# [TASK TO COMPLETE]
In the records below, tally every line containing "this". Report only the total.

┏━━

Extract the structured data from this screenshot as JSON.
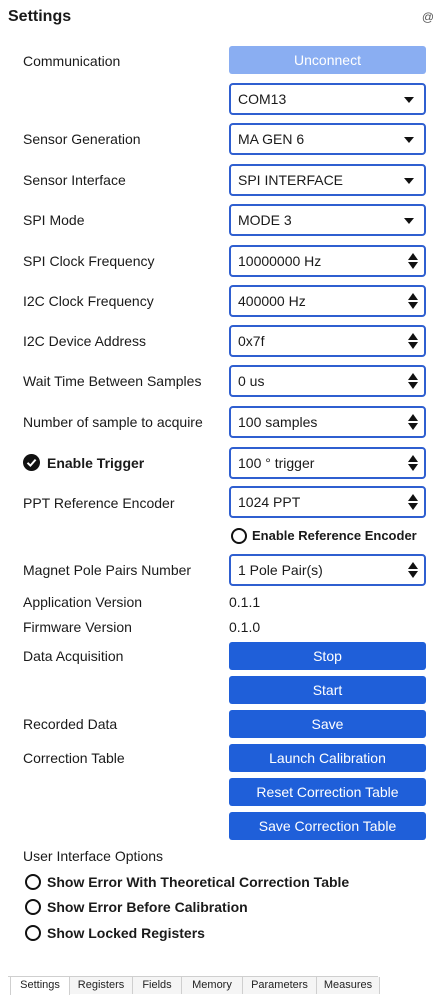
{
  "header": {
    "title": "Settings",
    "corner_glyph": "@"
  },
  "communication": {
    "label": "Communication",
    "button": "Unconnect",
    "port": "COM13"
  },
  "sensor_generation": {
    "label": "Sensor Generation",
    "value": "MA GEN 6"
  },
  "sensor_interface": {
    "label": "Sensor Interface",
    "value": "SPI INTERFACE"
  },
  "spi_mode": {
    "label": "SPI Mode",
    "value": "MODE 3"
  },
  "spi_clock": {
    "label": "SPI Clock Frequency",
    "value": "10000000 Hz"
  },
  "i2c_clock": {
    "label": "I2C Clock Frequency",
    "value": "400000 Hz"
  },
  "i2c_address": {
    "label": "I2C Device Address",
    "value": "0x7f"
  },
  "wait_time": {
    "label": "Wait Time Between Samples",
    "value": "0 us"
  },
  "num_samples": {
    "label": "Number of sample to acquire",
    "value": "100 samples"
  },
  "trigger": {
    "label": "Enable Trigger",
    "checked": true,
    "value": "100 ° trigger"
  },
  "ppt": {
    "label": "PPT Reference Encoder",
    "value": "1024 PPT"
  },
  "reference_encoder": {
    "label": "Enable Reference Encoder",
    "checked": false
  },
  "pole_pairs": {
    "label": "Magnet Pole Pairs Number",
    "value": "1 Pole Pair(s)"
  },
  "app_version": {
    "label": "Application Version",
    "value": "0.1.1"
  },
  "fw_version": {
    "label": "Firmware Version",
    "value": "0.1.0"
  },
  "data_acquisition": {
    "label": "Data Acquisition",
    "stop": "Stop",
    "start": "Start"
  },
  "recorded_data": {
    "label": "Recorded Data",
    "save": "Save"
  },
  "correction_table": {
    "label": "Correction Table",
    "launch": "Launch Calibration",
    "reset": "Reset Correction Table",
    "save": "Save Correction Table"
  },
  "ui_options": {
    "label": "User Interface Options",
    "items": [
      {
        "label": "Show Error With Theoretical Correction Table",
        "checked": false
      },
      {
        "label": "Show Error Before Calibration",
        "checked": false
      },
      {
        "label": "Show Locked Registers",
        "checked": false
      }
    ]
  },
  "tabs": [
    "Settings",
    "Registers",
    "Fields",
    "Memory",
    "Parameters",
    "Measures"
  ],
  "colors": {
    "accent": "#1f5fd9",
    "accent_disabled": "#8aaef2",
    "field_border": "#2f5fd0"
  }
}
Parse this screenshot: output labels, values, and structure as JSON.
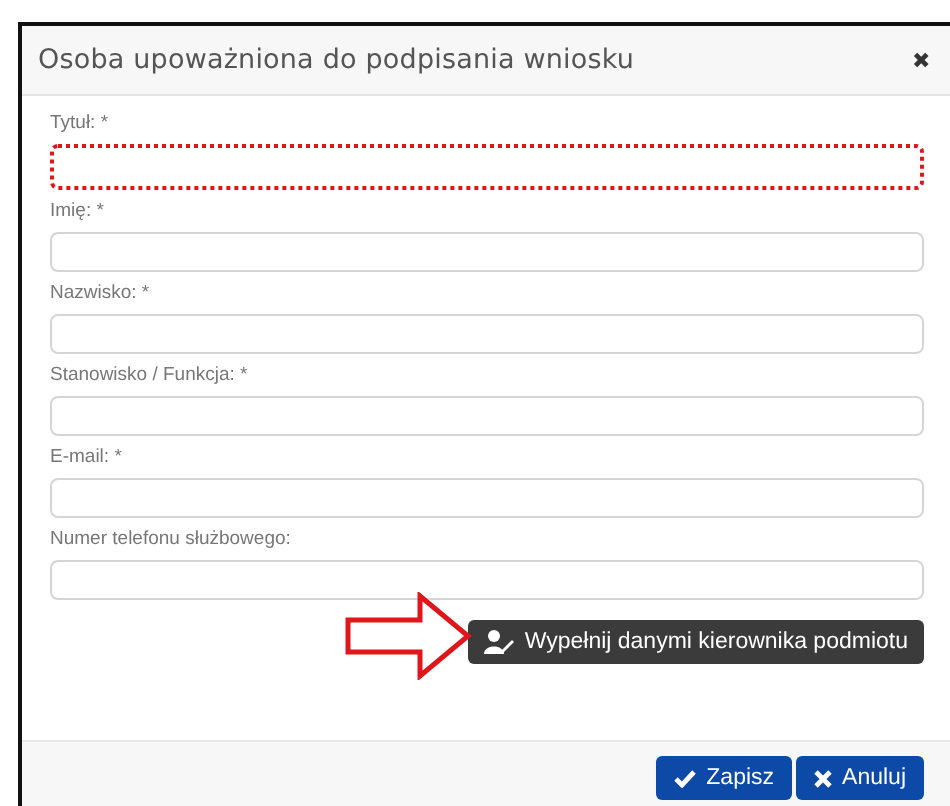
{
  "dialog": {
    "title": "Osoba upoważniona do podpisania wniosku",
    "close": "✖"
  },
  "fields": [
    {
      "label": "Tytuł: *",
      "highlighted": true
    },
    {
      "label": "Imię: *",
      "highlighted": false
    },
    {
      "label": "Nazwisko: *",
      "highlighted": false
    },
    {
      "label": "Stanowisko / Funkcja: *",
      "highlighted": false
    },
    {
      "label": "E-mail: *",
      "highlighted": false
    },
    {
      "label": "Numer telefonu służbowego:",
      "highlighted": false
    }
  ],
  "fill_button": {
    "label": "Wypełnij danymi kierownika podmiotu"
  },
  "buttons": [
    {
      "kind": "save",
      "label": "Zapisz"
    },
    {
      "kind": "cancel",
      "label": "Anuluj"
    }
  ]
}
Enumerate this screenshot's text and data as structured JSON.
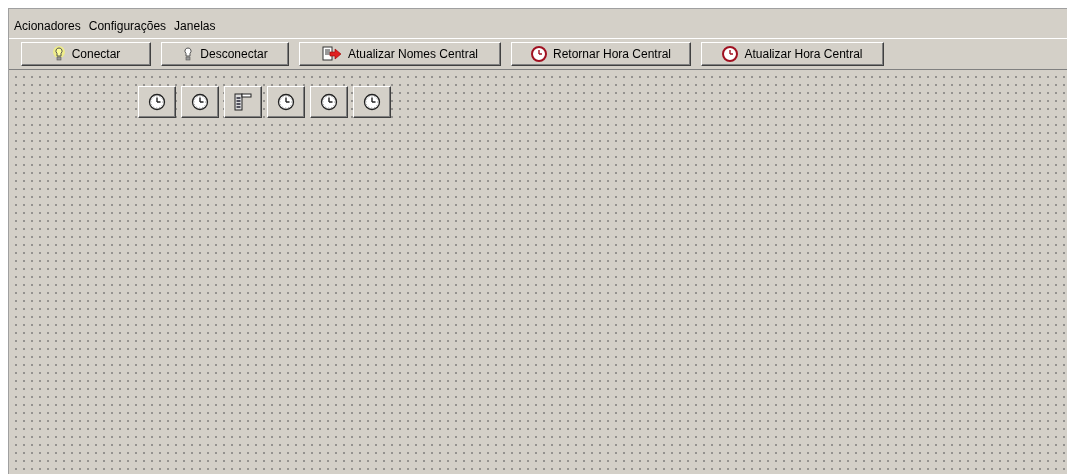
{
  "menu": [
    "Acionadores",
    "Configurações",
    "Janelas"
  ],
  "toolbar": [
    {
      "label": "Conectar",
      "kind": "bulb-on"
    },
    {
      "label": "Desconectar",
      "kind": "bulb-off"
    },
    {
      "label": "Atualizar Nomes Central",
      "kind": "doc-arrow"
    },
    {
      "label": "Retornar Hora Central",
      "kind": "red-clock"
    },
    {
      "label": "Atualizar Hora Central",
      "kind": "red-clock"
    }
  ],
  "canvas_icons": [
    {
      "kind": "clock"
    },
    {
      "kind": "clock"
    },
    {
      "kind": "list"
    },
    {
      "kind": "clock"
    },
    {
      "kind": "clock"
    },
    {
      "kind": "clock"
    }
  ]
}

┗━━

# [ANSWER FOR THE TASK]
3